◆ Exercise aim
All entries must be extracted exactly, with nothing added or dropped.

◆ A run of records
■ ■ ■ ■ ■

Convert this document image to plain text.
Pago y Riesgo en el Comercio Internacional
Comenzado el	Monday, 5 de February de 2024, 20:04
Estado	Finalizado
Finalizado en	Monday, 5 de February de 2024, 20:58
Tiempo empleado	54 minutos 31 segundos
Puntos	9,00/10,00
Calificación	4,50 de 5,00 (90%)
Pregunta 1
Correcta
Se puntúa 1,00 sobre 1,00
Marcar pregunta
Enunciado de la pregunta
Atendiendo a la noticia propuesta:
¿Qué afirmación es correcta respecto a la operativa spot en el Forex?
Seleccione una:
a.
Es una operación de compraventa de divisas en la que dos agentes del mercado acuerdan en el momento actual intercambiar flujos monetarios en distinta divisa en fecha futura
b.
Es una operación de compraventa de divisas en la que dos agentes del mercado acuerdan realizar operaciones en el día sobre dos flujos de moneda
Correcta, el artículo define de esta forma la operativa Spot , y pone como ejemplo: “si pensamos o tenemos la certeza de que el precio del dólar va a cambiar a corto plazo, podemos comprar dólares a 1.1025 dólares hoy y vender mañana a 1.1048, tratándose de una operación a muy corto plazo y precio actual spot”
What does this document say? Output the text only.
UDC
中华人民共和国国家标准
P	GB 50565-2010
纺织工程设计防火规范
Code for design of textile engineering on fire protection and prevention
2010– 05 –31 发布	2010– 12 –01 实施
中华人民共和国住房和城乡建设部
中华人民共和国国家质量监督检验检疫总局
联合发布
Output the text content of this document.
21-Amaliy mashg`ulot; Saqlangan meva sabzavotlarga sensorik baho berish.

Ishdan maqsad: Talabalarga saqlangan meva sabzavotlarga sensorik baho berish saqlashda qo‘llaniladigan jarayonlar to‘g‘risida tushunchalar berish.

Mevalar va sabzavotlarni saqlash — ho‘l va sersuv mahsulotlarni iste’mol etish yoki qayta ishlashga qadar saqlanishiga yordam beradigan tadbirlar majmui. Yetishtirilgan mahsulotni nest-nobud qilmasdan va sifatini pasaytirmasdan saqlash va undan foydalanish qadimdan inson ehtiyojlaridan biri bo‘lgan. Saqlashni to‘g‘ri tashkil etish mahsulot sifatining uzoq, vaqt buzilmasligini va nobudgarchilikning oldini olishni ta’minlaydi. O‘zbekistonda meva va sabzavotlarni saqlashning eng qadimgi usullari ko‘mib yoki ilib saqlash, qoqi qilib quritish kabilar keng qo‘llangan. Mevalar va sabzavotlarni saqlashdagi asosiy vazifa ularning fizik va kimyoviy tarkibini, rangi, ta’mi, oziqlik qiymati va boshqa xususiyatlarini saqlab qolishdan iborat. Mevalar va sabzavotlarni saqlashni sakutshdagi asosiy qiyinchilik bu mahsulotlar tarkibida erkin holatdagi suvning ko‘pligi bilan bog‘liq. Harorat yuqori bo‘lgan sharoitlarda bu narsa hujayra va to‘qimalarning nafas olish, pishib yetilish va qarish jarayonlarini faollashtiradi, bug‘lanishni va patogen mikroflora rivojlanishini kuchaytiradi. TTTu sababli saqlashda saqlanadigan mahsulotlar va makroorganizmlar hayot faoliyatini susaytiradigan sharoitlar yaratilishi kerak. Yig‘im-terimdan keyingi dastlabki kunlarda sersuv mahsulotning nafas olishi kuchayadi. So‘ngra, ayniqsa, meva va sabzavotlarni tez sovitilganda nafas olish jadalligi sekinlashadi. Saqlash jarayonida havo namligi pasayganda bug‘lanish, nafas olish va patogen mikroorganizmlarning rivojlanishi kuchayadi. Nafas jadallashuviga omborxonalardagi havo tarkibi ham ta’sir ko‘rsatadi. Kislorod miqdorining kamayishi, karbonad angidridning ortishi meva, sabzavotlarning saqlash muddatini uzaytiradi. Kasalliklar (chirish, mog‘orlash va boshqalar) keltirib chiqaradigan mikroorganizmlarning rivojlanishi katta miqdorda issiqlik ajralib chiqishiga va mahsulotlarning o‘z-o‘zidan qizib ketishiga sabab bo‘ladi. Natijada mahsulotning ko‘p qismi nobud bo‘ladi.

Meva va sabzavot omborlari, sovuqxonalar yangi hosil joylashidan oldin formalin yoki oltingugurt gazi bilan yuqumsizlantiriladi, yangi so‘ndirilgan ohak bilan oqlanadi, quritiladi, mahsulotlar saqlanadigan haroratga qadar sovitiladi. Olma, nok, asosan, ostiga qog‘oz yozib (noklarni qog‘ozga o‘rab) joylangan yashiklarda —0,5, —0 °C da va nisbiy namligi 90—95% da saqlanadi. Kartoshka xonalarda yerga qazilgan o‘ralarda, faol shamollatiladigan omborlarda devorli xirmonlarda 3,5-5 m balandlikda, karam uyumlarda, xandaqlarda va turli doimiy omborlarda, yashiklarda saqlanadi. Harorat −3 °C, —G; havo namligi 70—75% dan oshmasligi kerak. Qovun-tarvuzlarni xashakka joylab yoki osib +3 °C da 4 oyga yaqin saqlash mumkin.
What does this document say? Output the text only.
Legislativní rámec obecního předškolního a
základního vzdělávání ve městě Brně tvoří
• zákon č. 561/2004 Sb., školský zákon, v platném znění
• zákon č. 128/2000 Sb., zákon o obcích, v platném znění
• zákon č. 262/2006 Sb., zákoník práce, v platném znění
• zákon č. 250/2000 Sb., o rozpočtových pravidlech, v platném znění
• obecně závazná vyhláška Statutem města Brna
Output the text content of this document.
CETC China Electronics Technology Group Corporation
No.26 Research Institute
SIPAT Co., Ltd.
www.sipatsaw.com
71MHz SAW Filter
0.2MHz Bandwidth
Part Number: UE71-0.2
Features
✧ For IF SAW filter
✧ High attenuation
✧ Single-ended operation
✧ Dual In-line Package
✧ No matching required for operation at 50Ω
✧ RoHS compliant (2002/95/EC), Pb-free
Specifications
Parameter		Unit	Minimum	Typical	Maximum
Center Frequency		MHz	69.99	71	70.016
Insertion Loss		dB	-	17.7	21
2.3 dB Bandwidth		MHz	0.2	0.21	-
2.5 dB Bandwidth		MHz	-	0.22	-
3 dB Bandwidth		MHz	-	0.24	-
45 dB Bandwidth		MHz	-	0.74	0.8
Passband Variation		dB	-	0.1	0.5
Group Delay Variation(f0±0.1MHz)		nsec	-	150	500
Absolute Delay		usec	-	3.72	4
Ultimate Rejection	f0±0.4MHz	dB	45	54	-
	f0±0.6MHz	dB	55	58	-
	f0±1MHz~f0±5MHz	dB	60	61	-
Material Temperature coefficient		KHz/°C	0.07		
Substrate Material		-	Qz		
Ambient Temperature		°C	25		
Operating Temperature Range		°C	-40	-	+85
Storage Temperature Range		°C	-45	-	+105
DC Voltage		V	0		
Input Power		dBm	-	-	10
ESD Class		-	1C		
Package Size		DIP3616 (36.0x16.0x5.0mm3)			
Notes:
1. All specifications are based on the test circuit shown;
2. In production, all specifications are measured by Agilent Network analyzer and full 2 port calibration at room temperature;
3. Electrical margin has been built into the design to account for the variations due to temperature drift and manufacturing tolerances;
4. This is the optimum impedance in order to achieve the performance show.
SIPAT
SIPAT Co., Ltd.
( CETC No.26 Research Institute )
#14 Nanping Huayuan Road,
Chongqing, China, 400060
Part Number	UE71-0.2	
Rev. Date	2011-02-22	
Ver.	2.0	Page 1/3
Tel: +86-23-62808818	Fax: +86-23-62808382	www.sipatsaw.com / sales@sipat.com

■ ■ ■ ■ ■

◆ Worked answer
Convert this document image to plain text.
Pago y Riesgo en el Comercio Internacional
Comenzado el	Monday, 5 de February de 2024, 20:04
Estado	Finalizado
Finalizado en	Monday, 5 de February de 2024, 20:58
Tiempo empleado	54 minutos 31 segundos
Puntos	9,00/10,00
Calificación	4,50 de 5,00 (90%)
Pregunta 1
Correcta
Se puntúa 1,00 sobre 1,00
Marcar pregunta
Enunciado de la pregunta
Atendiendo a la noticia propuesta:
¿Qué afirmación es correcta respecto a la operativa spot en el Forex?
Seleccione una:
a.
Es una operación de compraventa de divisas en la que dos agentes del mercado acuerdan en el momento actual intercambiar flujos monetarios en distinta divisa en fecha futura
b.
Es una operación de compraventa de divisas en la que dos agentes del mercado acuerdan realizar operaciones en el día sobre dos flujos de moneda
Correcta, el artículo define de esta forma la operativa Spot , y pone como ejemplo: “si pensamos o tenemos la certeza de que el precio del dólar va a cambiar a corto plazo, podemos comprar dólares a 1.1025 dólares hoy y vender mañana a 1.1048, tratándose de una operación a muy corto plazo y precio actual spot”
What does this document say? Output the text only.
UDC
中华人民共和国国家标准
P	GB 50565-2010
纺织工程设计防火规范
Code for design of textile engineering on fire protection and prevention
2010– 05 –31 发布	2010– 12 –01 实施
中华人民共和国住房和城乡建设部
中华人民共和国国家质量监督检验检疫总局
联合发布
Output the text content of this document.
21-Amaliy mashg`ulot; Saqlangan meva sabzavotlarga sensorik baho berish.

Ishdan maqsad: Talabalarga saqlangan meva sabzavotlarga sensorik baho berish saqlashda qo‘llaniladigan jarayonlar to‘g‘risida tushunchalar berish.

Mevalar va sabzavotlarni saqlash — ho‘l va sersuv mahsulotlarni iste’mol etish yoki qayta ishlashga qadar saqlanishiga yordam beradigan tadbirlar majmui. Yetishtirilgan mahsulotni nest-nobud qilmasdan va sifatini pasaytirmasdan saqlash va undan foydalanish qadimdan inson ehtiyojlaridan biri bo‘lgan. Saqlashni to‘g‘ri tashkil etish mahsulot sifatining uzoq, vaqt buzilmasligini va nobudgarchilikning oldini olishni ta’minlaydi. O‘zbekistonda meva va sabzavotlarni saqlashning eng qadimgi usullari ko‘mib yoki ilib saqlash, qoqi qilib quritish kabilar keng qo‘llangan. Mevalar va sabzavotlarni saqlashdagi asosiy vazifa ularning fizik va kimyoviy tarkibini, rangi, ta’mi, oziqlik qiymati va boshqa xususiyatlarini saqlab qolishdan iborat. Mevalar va sabzavotlarni saqlashni sakutshdagi asosiy qiyinchilik bu mahsulotlar tarkibida erkin holatdagi suvning ko‘pligi bilan bog‘liq. Harorat yuqori bo‘lgan sharoitlarda bu narsa hujayra va to‘qimalarning nafas olish, pishib yetilish va qarish jarayonlarini faollashtiradi, bug‘lanishni va patogen mikroflora rivojlanishini kuchaytiradi. TTTu sababli saqlashda saqlanadigan mahsulotlar va makroorganizmlar hayot faoliyatini susaytiradigan sharoitlar yaratilishi kerak. Yig‘im-terimdan keyingi dastlabki kunlarda sersuv mahsulotning nafas olishi kuchayadi. So‘ngra, ayniqsa, meva va sabzavotlarni tez sovitilganda nafas olish jadalligi sekinlashadi. Saqlash jarayonida havo namligi pasayganda bug‘lanish, nafas olish va patogen mikroorganizmlarning rivojlanishi kuchayadi. Nafas jadallashuviga omborxonalardagi havo tarkibi ham ta’sir ko‘rsatadi. Kislorod miqdorining kamayishi, karbonad angidridning ortishi meva, sabzavotlarning saqlash muddatini uzaytiradi. Kasalliklar (chirish, mog‘orlash va boshqalar) keltirib chiqaradigan mikroorganizmlarning rivojlanishi katta miqdorda issiqlik ajralib chiqishiga va mahsulotlarning o‘z-o‘zidan qizib ketishiga sabab bo‘ladi. Natijada mahsulotning ko‘p qismi nobud bo‘ladi.

Meva va sabzavot omborlari, sovuqxonalar yangi hosil joylashidan oldin formalin yoki oltingugurt gazi bilan yuqumsizlantiriladi, yangi so‘ndirilgan ohak bilan oqlanadi, quritiladi, mahsulotlar saqlanadigan haroratga qadar sovitiladi. Olma, nok, asosan, ostiga qog‘oz yozib (noklarni qog‘ozga o‘rab) joylangan yashiklarda —0,5, —0 °C da va nisbiy namligi 90—95% da saqlanadi. Kartoshka xonalarda yerga qazilgan o‘ralarda, faol shamollatiladigan omborlarda devorli xirmonlarda 3,5-5 m balandlikda, karam uyumlarda, xandaqlarda va turli doimiy omborlarda, yashiklarda saqlanadi. Harorat −3 °C, —G; havo namligi 70—75% dan oshmasligi kerak. Qovun-tarvuzlarni xashakka joylab yoki osib +3 °C da 4 oyga yaqin saqlash mumkin.
What does this document say? Output the text only.
Legislativní rámec obecního předškolního a
základního vzdělávání ve městě Brně tvoří
• zákon č. 561/2004 Sb., školský zákon, v platném znění
• zákon č. 128/2000 Sb., zákon o obcích, v platném znění
• zákon č. 262/2006 Sb., zákoník práce, v platném znění
• zákon č. 250/2000 Sb., o rozpočtových pravidlech, v platném znění
• obecně závazná vyhláška Statutem města Brna
Output the text content of this document.
CETC China Electronics Technology Group Corporation
No.26 Research Institute
SIPAT Co., Ltd.
www.sipatsaw.com
71MHz SAW Filter
0.2MHz Bandwidth
Part Number: UE71-0.2
Features
✧ For IF SAW filter
✧ High attenuation
✧ Single-ended operation
✧ Dual In-line Package
✧ No matching required for operation at 50Ω
✧ RoHS compliant (2002/95/EC), Pb-free
Specifications
Parameter		Unit	Minimum	Typical	Maximum
Center Frequency		MHz	69.99	71	70.016
Insertion Loss		dB	-	17.7	21
2.3 dB Bandwidth		MHz	0.2	0.21	-
2.5 dB Bandwidth		MHz	-	0.22	-
3 dB Bandwidth		MHz	-	0.24	-
45 dB Bandwidth		MHz	-	0.74	0.8
Passband Variation		dB	-	0.1	0.5
Group Delay Variation(f0±0.1MHz)		nsec	-	150	500
Absolute Delay		usec	-	3.72	4
Ultimate Rejection	f0±0.4MHz	dB	45	54	-
	f0±0.6MHz	dB	55	58	-
	f0±1MHz~f0±5MHz	dB	60	61	-
Material Temperature coefficient		KHz/°C	0.07		
Substrate Material		-	Qz		
Ambient Temperature		°C	25		
Operating Temperature Range		°C	-40	-	+85
Storage Temperature Range		°C	-45	-	+105
DC Voltage		V	0		
Input Power		dBm	-	-	10
ESD Class		-	1C		
Package Size		DIP3616 (36.0x16.0x5.0mm3)			
Notes:
1. All specifications are based on the test circuit shown;
2. In production, all specifications are measured by Agilent Network analyzer and full 2 port calibration at room temperature;
3. Electrical margin has been built into the design to account for the variations due to temperature drift and manufacturing tolerances;
4. This is the optimum impedance in order to achieve the performance show.
SIPAT
SIPAT Co., Ltd.
( CETC No.26 Research Institute )
#14 Nanping Huayuan Road,
Chongqing, China, 400060
Part Number	UE71-0.2	
Rev. Date	2011-02-22	
Ver.	2.0	Page 1/3
Tel: +86-23-62808818	Fax: +86-23-62808382	www.sipatsaw.com / sales@sipat.com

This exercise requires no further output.